### DIRECTIONS FOR THIS TASK
Write out all of the lines below, exactly and completely.

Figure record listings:
------------------------------------------------------------

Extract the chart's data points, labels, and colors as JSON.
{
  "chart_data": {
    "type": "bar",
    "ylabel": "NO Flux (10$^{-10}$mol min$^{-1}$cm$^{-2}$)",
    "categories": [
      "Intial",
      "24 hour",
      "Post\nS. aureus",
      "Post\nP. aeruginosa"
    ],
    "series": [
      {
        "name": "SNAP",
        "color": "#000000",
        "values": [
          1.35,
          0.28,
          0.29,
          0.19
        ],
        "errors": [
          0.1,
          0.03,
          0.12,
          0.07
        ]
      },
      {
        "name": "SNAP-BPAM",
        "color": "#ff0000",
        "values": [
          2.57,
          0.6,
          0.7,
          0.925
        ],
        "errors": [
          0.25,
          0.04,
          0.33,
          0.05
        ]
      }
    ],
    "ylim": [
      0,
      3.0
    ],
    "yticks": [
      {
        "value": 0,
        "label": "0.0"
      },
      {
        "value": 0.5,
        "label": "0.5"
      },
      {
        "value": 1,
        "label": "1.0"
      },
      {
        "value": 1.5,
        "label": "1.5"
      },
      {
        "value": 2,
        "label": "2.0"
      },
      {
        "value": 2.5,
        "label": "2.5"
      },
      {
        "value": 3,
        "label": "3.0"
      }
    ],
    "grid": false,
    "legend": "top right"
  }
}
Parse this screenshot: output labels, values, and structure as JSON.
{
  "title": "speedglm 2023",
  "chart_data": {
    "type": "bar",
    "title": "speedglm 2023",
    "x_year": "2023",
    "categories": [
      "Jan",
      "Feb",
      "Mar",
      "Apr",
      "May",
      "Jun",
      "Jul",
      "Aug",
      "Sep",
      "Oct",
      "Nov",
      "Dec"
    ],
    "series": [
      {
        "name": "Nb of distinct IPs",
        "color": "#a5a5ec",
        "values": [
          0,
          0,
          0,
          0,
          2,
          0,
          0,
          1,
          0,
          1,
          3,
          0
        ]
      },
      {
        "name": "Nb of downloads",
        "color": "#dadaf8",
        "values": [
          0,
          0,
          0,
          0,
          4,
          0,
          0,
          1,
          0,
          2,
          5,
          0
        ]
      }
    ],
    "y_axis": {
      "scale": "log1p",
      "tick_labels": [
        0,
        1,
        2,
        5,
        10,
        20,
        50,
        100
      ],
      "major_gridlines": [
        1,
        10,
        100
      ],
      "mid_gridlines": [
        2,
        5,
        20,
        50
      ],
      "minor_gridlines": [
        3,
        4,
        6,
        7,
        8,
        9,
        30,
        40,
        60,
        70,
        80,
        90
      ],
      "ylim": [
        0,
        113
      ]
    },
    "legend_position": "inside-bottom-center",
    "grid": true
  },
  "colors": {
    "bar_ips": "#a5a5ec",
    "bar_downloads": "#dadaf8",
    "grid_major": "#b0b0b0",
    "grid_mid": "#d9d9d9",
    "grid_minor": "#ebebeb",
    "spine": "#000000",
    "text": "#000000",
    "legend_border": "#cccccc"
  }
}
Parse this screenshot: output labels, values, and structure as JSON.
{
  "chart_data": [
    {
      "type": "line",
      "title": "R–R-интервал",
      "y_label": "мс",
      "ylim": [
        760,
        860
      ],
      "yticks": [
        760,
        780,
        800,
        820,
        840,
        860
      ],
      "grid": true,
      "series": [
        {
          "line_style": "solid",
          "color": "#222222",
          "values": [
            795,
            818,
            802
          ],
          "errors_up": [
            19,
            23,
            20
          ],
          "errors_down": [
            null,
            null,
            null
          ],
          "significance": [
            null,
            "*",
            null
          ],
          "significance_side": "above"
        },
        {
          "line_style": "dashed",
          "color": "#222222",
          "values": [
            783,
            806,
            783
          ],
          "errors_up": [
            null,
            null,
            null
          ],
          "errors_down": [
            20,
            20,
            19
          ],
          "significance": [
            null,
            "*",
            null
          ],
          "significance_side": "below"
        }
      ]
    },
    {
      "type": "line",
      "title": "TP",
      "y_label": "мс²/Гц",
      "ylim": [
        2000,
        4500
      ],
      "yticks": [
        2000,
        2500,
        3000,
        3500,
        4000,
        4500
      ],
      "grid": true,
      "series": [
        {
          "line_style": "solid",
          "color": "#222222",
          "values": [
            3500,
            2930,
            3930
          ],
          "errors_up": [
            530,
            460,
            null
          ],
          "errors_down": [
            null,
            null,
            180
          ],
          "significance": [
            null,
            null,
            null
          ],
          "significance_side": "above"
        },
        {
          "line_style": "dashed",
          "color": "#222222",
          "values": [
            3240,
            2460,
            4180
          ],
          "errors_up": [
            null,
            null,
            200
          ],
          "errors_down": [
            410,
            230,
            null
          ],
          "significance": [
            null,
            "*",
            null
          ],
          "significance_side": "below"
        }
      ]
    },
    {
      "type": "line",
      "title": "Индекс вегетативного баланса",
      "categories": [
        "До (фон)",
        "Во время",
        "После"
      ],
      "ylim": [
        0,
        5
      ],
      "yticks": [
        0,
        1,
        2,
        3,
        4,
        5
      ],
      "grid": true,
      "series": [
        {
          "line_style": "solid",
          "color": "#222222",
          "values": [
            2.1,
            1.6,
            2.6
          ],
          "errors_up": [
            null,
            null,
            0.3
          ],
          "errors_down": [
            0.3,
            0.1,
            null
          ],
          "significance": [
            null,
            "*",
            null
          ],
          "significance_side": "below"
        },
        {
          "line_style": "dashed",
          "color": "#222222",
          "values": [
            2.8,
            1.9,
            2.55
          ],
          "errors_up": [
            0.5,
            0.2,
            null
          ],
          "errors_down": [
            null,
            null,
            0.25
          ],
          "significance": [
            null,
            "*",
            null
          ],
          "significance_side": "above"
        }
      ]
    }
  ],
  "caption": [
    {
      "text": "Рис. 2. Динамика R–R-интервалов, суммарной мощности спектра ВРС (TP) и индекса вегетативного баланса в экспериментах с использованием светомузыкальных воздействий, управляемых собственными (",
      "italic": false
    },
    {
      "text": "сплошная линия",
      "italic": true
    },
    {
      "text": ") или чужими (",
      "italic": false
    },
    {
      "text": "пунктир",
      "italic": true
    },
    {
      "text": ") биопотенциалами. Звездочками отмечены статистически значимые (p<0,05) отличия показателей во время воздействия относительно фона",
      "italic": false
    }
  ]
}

------------------------------------------------------------

### ANSWER TO THIS EXERCISE
Extract the chart's data points, labels, and colors as JSON.
{
  "chart_data": {
    "type": "bar",
    "ylabel": "NO Flux (10$^{-10}$mol min$^{-1}$cm$^{-2}$)",
    "categories": [
      "Intial",
      "24 hour",
      "Post\nS. aureus",
      "Post\nP. aeruginosa"
    ],
    "series": [
      {
        "name": "SNAP",
        "color": "#000000",
        "values": [
          1.35,
          0.28,
          0.29,
          0.19
        ],
        "errors": [
          0.1,
          0.03,
          0.12,
          0.07
        ]
      },
      {
        "name": "SNAP-BPAM",
        "color": "#ff0000",
        "values": [
          2.57,
          0.6,
          0.7,
          0.925
        ],
        "errors": [
          0.25,
          0.04,
          0.33,
          0.05
        ]
      }
    ],
    "ylim": [
      0,
      3.0
    ],
    "yticks": [
      {
        "value": 0,
        "label": "0.0"
      },
      {
        "value": 0.5,
        "label": "0.5"
      },
      {
        "value": 1,
        "label": "1.0"
      },
      {
        "value": 1.5,
        "label": "1.5"
      },
      {
        "value": 2,
        "label": "2.0"
      },
      {
        "value": 2.5,
        "label": "2.5"
      },
      {
        "value": 3,
        "label": "3.0"
      }
    ],
    "grid": false,
    "legend": "top right"
  }
}
Parse this screenshot: output labels, values, and structure as JSON.
{
  "title": "speedglm 2023",
  "chart_data": {
    "type": "bar",
    "title": "speedglm 2023",
    "x_year": "2023",
    "categories": [
      "Jan",
      "Feb",
      "Mar",
      "Apr",
      "May",
      "Jun",
      "Jul",
      "Aug",
      "Sep",
      "Oct",
      "Nov",
      "Dec"
    ],
    "series": [
      {
        "name": "Nb of distinct IPs",
        "color": "#a5a5ec",
        "values": [
          0,
          0,
          0,
          0,
          2,
          0,
          0,
          1,
          0,
          1,
          3,
          0
        ]
      },
      {
        "name": "Nb of downloads",
        "color": "#dadaf8",
        "values": [
          0,
          0,
          0,
          0,
          4,
          0,
          0,
          1,
          0,
          2,
          5,
          0
        ]
      }
    ],
    "y_axis": {
      "scale": "log1p",
      "tick_labels": [
        0,
        1,
        2,
        5,
        10,
        20,
        50,
        100
      ],
      "major_gridlines": [
        1,
        10,
        100
      ],
      "mid_gridlines": [
        2,
        5,
        20,
        50
      ],
      "minor_gridlines": [
        3,
        4,
        6,
        7,
        8,
        9,
        30,
        40,
        60,
        70,
        80,
        90
      ],
      "ylim": [
        0,
        113
      ]
    },
    "legend_position": "inside-bottom-center",
    "grid": true
  },
  "colors": {
    "bar_ips": "#a5a5ec",
    "bar_downloads": "#dadaf8",
    "grid_major": "#b0b0b0",
    "grid_mid": "#d9d9d9",
    "grid_minor": "#ebebeb",
    "spine": "#000000",
    "text": "#000000",
    "legend_border": "#cccccc"
  }
}
Parse this screenshot: output labels, values, and structure as JSON.
{
  "chart_data": [
    {
      "type": "line",
      "title": "R–R-интервал",
      "y_label": "мс",
      "ylim": [
        760,
        860
      ],
      "yticks": [
        760,
        780,
        800,
        820,
        840,
        860
      ],
      "grid": true,
      "series": [
        {
          "line_style": "solid",
          "color": "#222222",
          "values": [
            795,
            818,
            802
          ],
          "errors_up": [
            19,
            23,
            20
          ],
          "errors_down": [
            null,
            null,
            null
          ],
          "significance": [
            null,
            "*",
            null
          ],
          "significance_side": "above"
        },
        {
          "line_style": "dashed",
          "color": "#222222",
          "values": [
            783,
            806,
            783
          ],
          "errors_up": [
            null,
            null,
            null
          ],
          "errors_down": [
            20,
            20,
            19
          ],
          "significance": [
            null,
            "*",
            null
          ],
          "significance_side": "below"
        }
      ]
    },
    {
      "type": "line",
      "title": "TP",
      "y_label": "мс²/Гц",
      "ylim": [
        2000,
        4500
      ],
      "yticks": [
        2000,
        2500,
        3000,
        3500,
        4000,
        4500
      ],
      "grid": true,
      "series": [
        {
          "line_style": "solid",
          "color": "#222222",
          "values": [
            3500,
            2930,
            3930
          ],
          "errors_up": [
            530,
            460,
            null
          ],
          "errors_down": [
            null,
            null,
            180
          ],
          "significance": [
            null,
            null,
            null
          ],
          "significance_side": "above"
        },
        {
          "line_style": "dashed",
          "color": "#222222",
          "values": [
            3240,
            2460,
            4180
          ],
          "errors_up": [
            null,
            null,
            200
          ],
          "errors_down": [
            410,
            230,
            null
          ],
          "significance": [
            null,
            "*",
            null
          ],
          "significance_side": "below"
        }
      ]
    },
    {
      "type": "line",
      "title": "Индекс вегетативного баланса",
      "categories": [
        "До (фон)",
        "Во время",
        "После"
      ],
      "ylim": [
        0,
        5
      ],
      "yticks": [
        0,
        1,
        2,
        3,
        4,
        5
      ],
      "grid": true,
      "series": [
        {
          "line_style": "solid",
          "color": "#222222",
          "values": [
            2.1,
            1.6,
            2.6
          ],
          "errors_up": [
            null,
            null,
            0.3
          ],
          "errors_down": [
            0.3,
            0.1,
            null
          ],
          "significance": [
            null,
            "*",
            null
          ],
          "significance_side": "below"
        },
        {
          "line_style": "dashed",
          "color": "#222222",
          "values": [
            2.8,
            1.9,
            2.55
          ],
          "errors_up": [
            0.5,
            0.2,
            null
          ],
          "errors_down": [
            null,
            null,
            0.25
          ],
          "significance": [
            null,
            "*",
            null
          ],
          "significance_side": "above"
        }
      ]
    }
  ],
  "caption": [
    {
      "text": "Рис. 2. Динамика R–R-интервалов, суммарной мощности спектра ВРС (TP) и индекса вегетативного баланса в экспериментах с использованием светомузыкальных воздействий, управляемых собственными (",
      "italic": false
    },
    {
      "text": "сплошная линия",
      "italic": true
    },
    {
      "text": ") или чужими (",
      "italic": false
    },
    {
      "text": "пунктир",
      "italic": true
    },
    {
      "text": ") биопотенциалами. Звездочками отмечены статистически значимые (p<0,05) отличия показателей во время воздействия относительно фона",
      "italic": false
    }
  ]
}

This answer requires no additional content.